== Task brief ==
Retype the listing that follows, word for word.

(Stored entries)
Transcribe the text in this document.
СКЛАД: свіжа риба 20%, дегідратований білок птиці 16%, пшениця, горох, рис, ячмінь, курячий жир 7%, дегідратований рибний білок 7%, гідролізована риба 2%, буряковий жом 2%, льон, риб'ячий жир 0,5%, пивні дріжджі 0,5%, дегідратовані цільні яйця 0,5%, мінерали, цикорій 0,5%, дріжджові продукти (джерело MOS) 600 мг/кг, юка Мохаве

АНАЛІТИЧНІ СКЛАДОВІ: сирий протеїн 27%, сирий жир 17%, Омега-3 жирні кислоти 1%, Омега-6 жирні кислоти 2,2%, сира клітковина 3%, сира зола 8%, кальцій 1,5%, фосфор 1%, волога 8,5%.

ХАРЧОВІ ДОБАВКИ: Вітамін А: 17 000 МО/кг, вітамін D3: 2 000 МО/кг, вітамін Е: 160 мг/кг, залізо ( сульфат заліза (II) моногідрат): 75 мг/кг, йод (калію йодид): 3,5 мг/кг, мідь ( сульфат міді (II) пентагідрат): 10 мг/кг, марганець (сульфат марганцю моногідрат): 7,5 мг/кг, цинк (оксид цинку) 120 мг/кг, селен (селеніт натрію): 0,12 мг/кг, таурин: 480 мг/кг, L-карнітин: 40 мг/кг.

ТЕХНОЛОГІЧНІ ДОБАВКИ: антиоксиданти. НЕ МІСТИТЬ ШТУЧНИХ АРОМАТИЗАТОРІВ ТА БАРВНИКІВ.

== Output below ==
Transcribe the text in this document.
СКЛАД: свіжа риба 20%, дегідратований білок птиці 16%, пшениця, горох, рис, ячмінь, курячий жир 7%, дегідратований рибний білок 7%, гідролізована риба 2%, буряковий жом 2%, льон, риб'ячий жир 0,5%, пивні дріжджі 0,5%, дегідратовані цільні яйця 0,5%, мінерали, цикорій 0,5%, дріжджові продукти (джерело MOS) 600 мг/кг, юка Мохаве

АНАЛІТИЧНІ СКЛАДОВІ: сирий протеїн 27%, сирий жир 17%, Омега-3 жирні кислоти 1%, Омега-6 жирні кислоти 2,2%, сира клітковина 3%, сира зола 8%, кальцій 1,5%, фосфор 1%, волога 8,5%.

ХАРЧОВІ ДОБАВКИ: Вітамін А: 17 000 МО/кг, вітамін D3: 2 000 МО/кг, вітамін Е: 160 мг/кг, залізо ( сульфат заліза (II) моногідрат): 75 мг/кг, йод (калію йодид): 3,5 мг/кг, мідь ( сульфат міді (II) пентагідрат): 10 мг/кг, марганець (сульфат марганцю моногідрат): 7,5 мг/кг, цинк (оксид цинку) 120 мг/кг, селен (селеніт натрію): 0,12 мг/кг, таурин: 480 мг/кг, L-карнітин: 40 мг/кг.

ТЕХНОЛОГІЧНІ ДОБАВКИ: антиоксиданти. НЕ МІСТИТЬ ШТУЧНИХ АРОМАТИЗАТОРІВ ТА БАРВНИКІВ.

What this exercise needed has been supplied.